-- GIVEN PASSAGE --
+++

Showing posts with label Eric Khoo. Show all posts
Showing posts with label Eric Khoo. Show all posts

Wednesday, March 20, 2013

15 (2003)

WHO: Royston Tan wrote & directed this, his first feature film.

WHAT: Well known to Singapore moviegoers but practically unknown elsewhere is the fact that the city-state has one of the most restrictive motion picture rating systems around. As one of the producers of 15, Eric Khoo, puts it in an interview with Tilman-Baumgärtel (published in his book Southeast Asian Independent Cinema):
I only wish they would bring down the age for R-rated pictures. I don't think anywhere else in the world, you have to be twenty-one to see a film. You can have sex when you are sixteen, but you cannot watch Borat!
Under such conditions, it should be unsurprising that 15 had to endure a record 27 cuts by Singapore censors before it could be released theatrically in the country it was made, And even then, only those over 21 were allowed to watch it. Combined with a ban on local home video release, it meant that teenagers of the age depicted in the film (the title derives from the age of the adolescents we see on the screen- most of them non-actors recruited from real youth gangs) would have to wait six years to be old enough to legally view the film. 

It's perhaps even less surprising that filmmakers like Tan and Khoo (whose first feature as a director was the punk-rock-inflected Mee Pok Man) would begin their feature filmmaking careers with films that pushed censorship boundaries- the most passionate independent artists are often inclined to press against whatever boundary they feel constraining them, and if, as in Singapore, that boundary is the censor's razor they gravitate to material that gives it resistance. 15 features drugs, violence, and full-frontal male nudity, among other screen taboos. No wonder it became one of the most notorious - and internationally popular - films ever produced on the island nation.

WHERE/WHEN: A CAAMFest presentation at the Pacific Film Archive in Berkeley, tonight only at 7:00.

+++

-- OBJECTIVE --
Reproduce the portion of the film review between "WHAT: Well known" and "cannot watch Borat!", inclusive.

[Stored entries]
+++

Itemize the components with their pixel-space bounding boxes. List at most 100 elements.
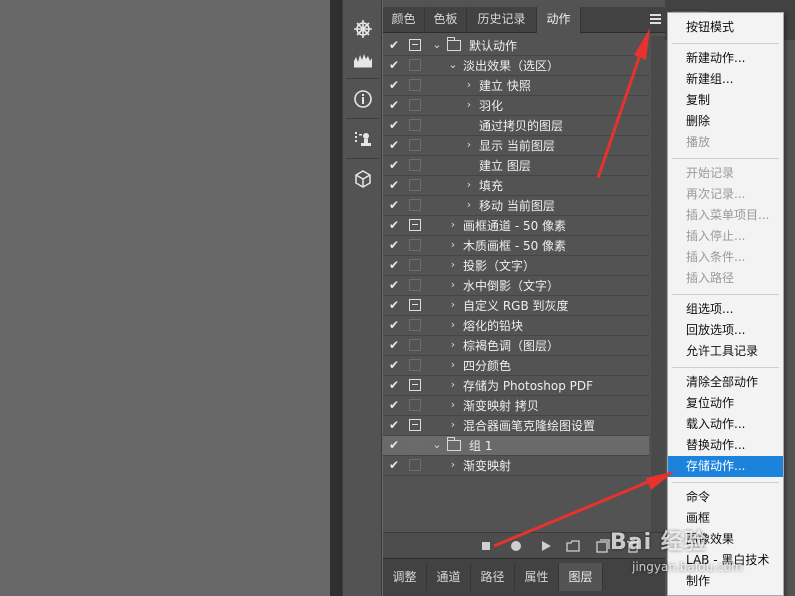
menu-item[interactable]: 允许工具记录 [668,341,783,362]
disclosure-collapsed-icon[interactable]: › [447,278,459,292]
tab-paths[interactable]: 路径 [471,563,515,591]
toggle-dialog-box[interactable] [409,419,421,431]
toggle-item-check[interactable]: ✔ [389,98,403,112]
menu-item[interactable]: 新建动作... [668,48,783,69]
toggle-item-check[interactable]: ✔ [389,398,403,412]
toggle-dialog-box[interactable] [409,359,421,371]
disclosure-collapsed-icon[interactable]: › [463,98,475,112]
menu-item[interactable]: 新建组... [668,69,783,90]
tab-color[interactable]: 颜色 [383,7,425,33]
toggle-item-check[interactable]: ✔ [389,278,403,292]
new-set-icon[interactable] [564,537,582,555]
toggle-dialog-box[interactable] [409,219,421,231]
action-row[interactable]: ✔ › 投影（文字） [383,256,649,276]
toggle-dialog-box[interactable] [409,159,421,171]
disclosure-collapsed-icon[interactable]: › [447,298,459,312]
toggle-item-check[interactable]: ✔ [389,458,403,472]
toggle-dialog-box[interactable] [409,339,421,351]
toggle-dialog-box[interactable] [409,139,421,151]
toggle-dialog-box[interactable] [409,59,421,71]
toggle-dialog-box[interactable] [409,319,421,331]
disclosure-collapsed-icon[interactable]: › [447,378,459,392]
navigator-wheel-icon[interactable] [348,14,378,44]
action-row[interactable]: ✔ › 自定义 RGB 到灰度 [383,296,649,316]
menu-item[interactable]: 按钮模式 [668,17,783,38]
disclosure-collapsed-icon[interactable]: › [447,338,459,352]
menu-item[interactable]: 载入动作... [668,414,783,435]
clone-source-icon[interactable] [348,124,378,154]
disclosure-collapsed-icon[interactable]: › [447,318,459,332]
action-row[interactable]: ✔ › 渐变映射 [383,456,649,476]
menu-item[interactable]: 复位动作 [668,393,783,414]
toggle-item-check[interactable]: ✔ [389,318,403,332]
toggle-item-check[interactable]: ✔ [389,38,403,52]
toggle-dialog-box[interactable] [409,199,421,211]
toggle-item-check[interactable]: ✔ [389,138,403,152]
disclosure-collapsed-icon[interactable]: › [447,238,459,252]
disclosure-expanded-icon[interactable]: ⌄ [447,58,459,72]
toggle-item-check[interactable]: ✔ [389,258,403,272]
toggle-dialog-box[interactable] [409,259,421,271]
toggle-item-check[interactable]: ✔ [389,198,403,212]
action-set-row[interactable]: ✔ ⌄ 组 1 [383,436,649,456]
info-icon[interactable] [348,84,378,114]
action-row[interactable]: ✔ › 棕褐色调（图层） [383,336,649,356]
action-step-row[interactable]: ✔ 通过拷贝的图层 [383,116,649,136]
toggle-dialog-box[interactable] [409,239,421,251]
action-step-row[interactable]: ✔ 建立 图层 [383,156,649,176]
action-step-row[interactable]: ✔ › 显示 当前图层 [383,136,649,156]
toggle-item-check[interactable]: ✔ [389,418,403,432]
toggle-dialog-box[interactable] [409,439,421,451]
toggle-item-check[interactable]: ✔ [389,78,403,92]
menu-item[interactable]: 回放选项... [668,320,783,341]
action-row[interactable]: ✔ ⌄ 淡出效果（选区） [383,56,649,76]
disclosure-collapsed-icon[interactable]: › [447,218,459,232]
action-step-row[interactable]: ✔ › 建立 快照 [383,76,649,96]
disclosure-collapsed-icon[interactable]: › [447,418,459,432]
stop-icon[interactable] [477,537,495,555]
toggle-item-check[interactable]: ✔ [389,238,403,252]
toggle-item-check[interactable]: ✔ [389,118,403,132]
tab-layers[interactable]: 图层 [559,563,603,591]
disclosure-collapsed-icon[interactable]: › [463,78,475,92]
toggle-item-check[interactable]: ✔ [389,438,403,452]
toggle-dialog-box[interactable] [409,179,421,191]
toggle-dialog-box[interactable] [409,459,421,471]
actions-list-scrollbar[interactable] [651,36,665,532]
toggle-dialog-box[interactable] [409,99,421,111]
record-icon[interactable] [507,537,525,555]
disclosure-collapsed-icon[interactable]: › [463,138,475,152]
disclosure-collapsed-icon[interactable]: › [463,178,475,192]
disclosure-expanded-icon[interactable]: ⌄ [431,38,443,52]
disclosure-collapsed-icon[interactable]: › [447,258,459,272]
play-icon[interactable] [537,537,555,555]
menu-item[interactable]: 存储动作... [668,456,783,477]
tab-actions[interactable]: 动作 [537,7,581,34]
action-step-row[interactable]: ✔ › 移动 当前图层 [383,196,649,216]
action-row[interactable]: ✔ › 混合器画笔克隆绘图设置 [383,416,649,436]
tab-adjustments[interactable]: 调整 [383,563,427,591]
menu-item[interactable]: 清除全部动作 [668,372,783,393]
action-row[interactable]: ✔ › 存储为 Photoshop PDF [383,376,649,396]
toggle-item-check[interactable]: ✔ [389,358,403,372]
action-row[interactable]: ✔ › 熔化的铅块 [383,316,649,336]
toggle-dialog-box[interactable] [409,39,421,51]
disclosure-collapsed-icon[interactable]: › [447,458,459,472]
menu-item[interactable]: 复制 [668,90,783,111]
action-row[interactable]: ✔ › 画框通道 - 50 像素 [383,216,649,236]
histogram-icon[interactable] [348,44,378,74]
tab-channels[interactable]: 通道 [427,563,471,591]
menu-item[interactable]: 删除 [668,111,783,132]
disclosure-collapsed-icon[interactable]: › [463,198,475,212]
action-row[interactable]: ✔ › 四分颜色 [383,356,649,376]
tab-history[interactable]: 历史记录 [467,7,537,33]
toggle-item-check[interactable]: ✔ [389,338,403,352]
action-step-row[interactable]: ✔ › 填充 [383,176,649,196]
disclosure-expanded-icon[interactable]: ⌄ [431,438,443,452]
3d-cube-icon[interactable] [348,164,378,194]
menu-item[interactable]: 组选项... [668,299,783,320]
toggle-dialog-box[interactable] [409,119,421,131]
action-row[interactable]: ✔ › 渐变映射 拷贝 [383,396,649,416]
disclosure-collapsed-icon[interactable]: › [447,398,459,412]
action-step-row[interactable]: ✔ › 羽化 [383,96,649,116]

+++

-- SOLVED EXERCISE --
WHAT: Well known to Singapore moviegoers but practically unknown elsewhere is the fact that the city-state has one of the most restrictive motion picture rating systems around. As one of the producers of 15, Eric Khoo, puts it in an interview with Tilman-Baumgärtel (published in his book Southeast Asian Independent Cinema):
I only wish they would bring down the age for R-rated pictures. I don't think anywhere else in the world, you have to be twenty-one to see a film. You can have sex when you are sixteen, but you cannot watch Borat!